EXTRAIT CHOISI:
□ □ □ □ □ □ □
Quant à la poésie, elle semble avoir jusqu’ici résisté à l’envahissement ; non pas que quelques versificateurs habiles dans l’art d’accoupler deux rimes, n’aient maintes fois cherché le succès au moyen d’œuvres plus ou moins malsaines. Mais le bon goût du public a bien vite fait justice du tapage qui s’est produit autour de quelques noms, et l’apaisement n’a pas tardé à provoquer l’oubli.
Et puis, il faut le reconnaître, s’il n’y a pas eu d’école, de cénacle, c’est que le chef a fait défaut. – Dans le roman, il y a un maître et des disciples : il y a tout un code rédigé par un écrivain de talent qui, depuis quinze ans, a fait trop de bruit. Je veux parler de M. Emile Zola. – En poésie, nous n’en sommes, grâce à Dieu, pas encore là. – Cela tient sans doute à ce que le vers ne s’adressant en général qu’à un groupe relativement restreint de lecteurs, la révolution était plus difficile. – Le roman, au contraire, va droit à la foule qu’il est toujours plus facile de séduire.
□ □ □ □ □ □ □
DONNÉES AFFICHÉES:
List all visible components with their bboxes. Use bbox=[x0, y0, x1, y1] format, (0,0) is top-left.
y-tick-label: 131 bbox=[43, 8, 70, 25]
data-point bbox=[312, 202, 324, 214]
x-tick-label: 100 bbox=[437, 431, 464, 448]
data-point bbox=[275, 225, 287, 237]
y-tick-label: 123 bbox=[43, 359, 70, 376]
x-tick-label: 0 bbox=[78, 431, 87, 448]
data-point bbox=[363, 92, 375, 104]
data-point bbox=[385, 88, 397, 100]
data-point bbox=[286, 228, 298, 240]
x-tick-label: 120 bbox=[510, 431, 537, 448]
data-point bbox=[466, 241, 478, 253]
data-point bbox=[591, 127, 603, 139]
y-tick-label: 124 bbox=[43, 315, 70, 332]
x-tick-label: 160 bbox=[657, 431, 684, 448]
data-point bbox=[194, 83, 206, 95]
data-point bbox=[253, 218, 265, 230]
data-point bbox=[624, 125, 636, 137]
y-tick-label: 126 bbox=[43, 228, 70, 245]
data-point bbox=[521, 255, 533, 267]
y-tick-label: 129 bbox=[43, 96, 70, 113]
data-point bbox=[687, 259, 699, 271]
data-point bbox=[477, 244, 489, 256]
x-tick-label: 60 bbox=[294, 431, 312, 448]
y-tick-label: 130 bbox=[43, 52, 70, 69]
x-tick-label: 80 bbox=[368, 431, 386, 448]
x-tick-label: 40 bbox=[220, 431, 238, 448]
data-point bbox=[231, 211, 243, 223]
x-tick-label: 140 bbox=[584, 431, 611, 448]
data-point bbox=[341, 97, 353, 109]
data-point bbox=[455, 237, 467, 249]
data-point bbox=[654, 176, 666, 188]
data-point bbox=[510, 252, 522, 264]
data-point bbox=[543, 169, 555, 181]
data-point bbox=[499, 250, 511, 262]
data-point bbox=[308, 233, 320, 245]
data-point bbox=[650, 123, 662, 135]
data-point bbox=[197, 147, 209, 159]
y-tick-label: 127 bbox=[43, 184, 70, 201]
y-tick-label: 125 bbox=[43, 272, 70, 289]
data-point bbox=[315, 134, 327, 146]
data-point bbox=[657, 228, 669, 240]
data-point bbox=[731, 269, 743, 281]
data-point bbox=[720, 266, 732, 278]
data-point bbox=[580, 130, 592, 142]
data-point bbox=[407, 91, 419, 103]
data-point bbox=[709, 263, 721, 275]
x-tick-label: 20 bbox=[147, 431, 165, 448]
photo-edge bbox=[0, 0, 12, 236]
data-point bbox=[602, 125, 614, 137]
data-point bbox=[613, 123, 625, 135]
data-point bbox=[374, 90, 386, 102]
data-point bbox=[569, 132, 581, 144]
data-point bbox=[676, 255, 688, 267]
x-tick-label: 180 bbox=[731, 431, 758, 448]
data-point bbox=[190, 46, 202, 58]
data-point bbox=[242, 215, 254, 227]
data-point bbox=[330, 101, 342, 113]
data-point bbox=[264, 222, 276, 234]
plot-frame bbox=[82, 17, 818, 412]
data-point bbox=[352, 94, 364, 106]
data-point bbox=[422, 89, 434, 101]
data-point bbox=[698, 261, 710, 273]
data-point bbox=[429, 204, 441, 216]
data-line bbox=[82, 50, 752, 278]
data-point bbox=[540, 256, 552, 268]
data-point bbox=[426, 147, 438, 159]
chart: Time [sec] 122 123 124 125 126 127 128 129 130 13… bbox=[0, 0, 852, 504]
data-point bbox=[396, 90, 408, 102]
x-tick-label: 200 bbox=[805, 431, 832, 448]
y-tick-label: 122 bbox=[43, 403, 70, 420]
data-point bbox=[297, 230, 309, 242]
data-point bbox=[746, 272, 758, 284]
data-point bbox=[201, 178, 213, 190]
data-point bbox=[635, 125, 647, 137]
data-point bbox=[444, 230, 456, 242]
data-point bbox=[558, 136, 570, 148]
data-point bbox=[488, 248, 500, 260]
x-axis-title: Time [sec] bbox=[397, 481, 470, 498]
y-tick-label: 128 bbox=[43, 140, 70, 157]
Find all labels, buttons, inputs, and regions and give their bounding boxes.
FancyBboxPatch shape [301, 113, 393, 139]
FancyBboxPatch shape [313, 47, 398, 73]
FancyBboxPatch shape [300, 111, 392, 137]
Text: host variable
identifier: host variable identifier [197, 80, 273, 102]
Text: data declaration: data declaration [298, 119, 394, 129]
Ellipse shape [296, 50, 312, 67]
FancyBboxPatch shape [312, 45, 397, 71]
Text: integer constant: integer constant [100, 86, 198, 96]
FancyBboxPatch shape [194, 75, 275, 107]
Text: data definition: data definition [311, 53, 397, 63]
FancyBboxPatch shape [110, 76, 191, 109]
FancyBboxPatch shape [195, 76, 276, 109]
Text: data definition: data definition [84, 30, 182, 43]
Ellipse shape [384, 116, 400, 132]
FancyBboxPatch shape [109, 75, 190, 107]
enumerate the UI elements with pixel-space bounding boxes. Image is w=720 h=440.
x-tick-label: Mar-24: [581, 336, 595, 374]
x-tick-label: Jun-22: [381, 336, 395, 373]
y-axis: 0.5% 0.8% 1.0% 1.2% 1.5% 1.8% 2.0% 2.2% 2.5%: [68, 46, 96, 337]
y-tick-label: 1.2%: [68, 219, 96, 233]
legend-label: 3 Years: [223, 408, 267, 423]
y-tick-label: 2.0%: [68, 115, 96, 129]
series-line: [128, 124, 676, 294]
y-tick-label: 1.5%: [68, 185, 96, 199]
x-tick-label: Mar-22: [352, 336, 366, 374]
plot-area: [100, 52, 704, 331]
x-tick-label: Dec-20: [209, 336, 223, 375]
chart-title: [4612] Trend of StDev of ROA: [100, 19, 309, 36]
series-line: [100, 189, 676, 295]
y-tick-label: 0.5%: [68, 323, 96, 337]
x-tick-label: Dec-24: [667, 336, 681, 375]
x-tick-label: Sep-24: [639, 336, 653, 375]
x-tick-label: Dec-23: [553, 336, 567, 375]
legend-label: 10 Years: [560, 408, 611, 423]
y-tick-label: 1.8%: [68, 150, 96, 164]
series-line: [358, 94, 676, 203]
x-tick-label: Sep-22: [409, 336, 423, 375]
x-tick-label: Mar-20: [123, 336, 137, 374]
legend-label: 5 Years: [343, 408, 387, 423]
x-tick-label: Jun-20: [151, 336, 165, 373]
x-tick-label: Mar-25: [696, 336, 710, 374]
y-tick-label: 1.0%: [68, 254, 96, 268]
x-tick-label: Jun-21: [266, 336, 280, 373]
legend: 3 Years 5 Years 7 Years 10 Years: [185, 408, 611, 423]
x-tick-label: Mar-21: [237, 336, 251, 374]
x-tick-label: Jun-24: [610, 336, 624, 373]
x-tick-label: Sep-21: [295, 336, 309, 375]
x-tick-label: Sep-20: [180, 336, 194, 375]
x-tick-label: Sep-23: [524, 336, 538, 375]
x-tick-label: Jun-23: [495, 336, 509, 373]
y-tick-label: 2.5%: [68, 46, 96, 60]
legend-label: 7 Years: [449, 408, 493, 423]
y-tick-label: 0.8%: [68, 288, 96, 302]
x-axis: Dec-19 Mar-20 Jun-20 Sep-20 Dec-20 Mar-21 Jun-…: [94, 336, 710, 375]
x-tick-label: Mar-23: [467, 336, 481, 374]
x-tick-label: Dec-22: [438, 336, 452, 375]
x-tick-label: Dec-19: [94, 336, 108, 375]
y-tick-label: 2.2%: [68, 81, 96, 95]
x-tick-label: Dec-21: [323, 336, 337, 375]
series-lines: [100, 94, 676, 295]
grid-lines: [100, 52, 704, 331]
□ □ □ □ □ □ □
TÂCHES À RÉALISER:
**a.** Selon l'extrait, qu'y a-t-il dans le roman ? Énumérez tout ce qui est cité.
**b.** D'après l'extrait, depuis combien d'années l'écrivain de talent a-t-il fait trop de bruit ?
**c.** Pourriez-vous modifier l'extrait depuis « Et puis, il » jusqu'à « facile de séduire. » inclus, en remplaçant « disciples » par « élèves » ?
Le matériel présenté provient d'une autre source.

RÉSULTATS:
**a.** Un maître, des disciples et tout un code.

**b.** Depuis quinze ans.

**c.**
Et puis, il faut le reconnaître, s’il n’y a pas eu d’école, de cénacle, c’est que le chef a fait défaut. – Dans le roman, il y a un maître et des élèves : il y a tout un code rédigé par un écrivain de talent qui, depuis quinze ans, a fait trop de bruit. Je veux parler de M. Emile Zola. – En poésie, nous n’en sommes, grâce à Dieu, pas encore là. – Cela tient sans doute à ce que le vers ne s’adressant en général qu’à un groupe relativement restreint de lecteurs, la révolution était plus difficile. – Le roman, au contraire, va droit à la foule qu’il est toujours plus facile de séduire.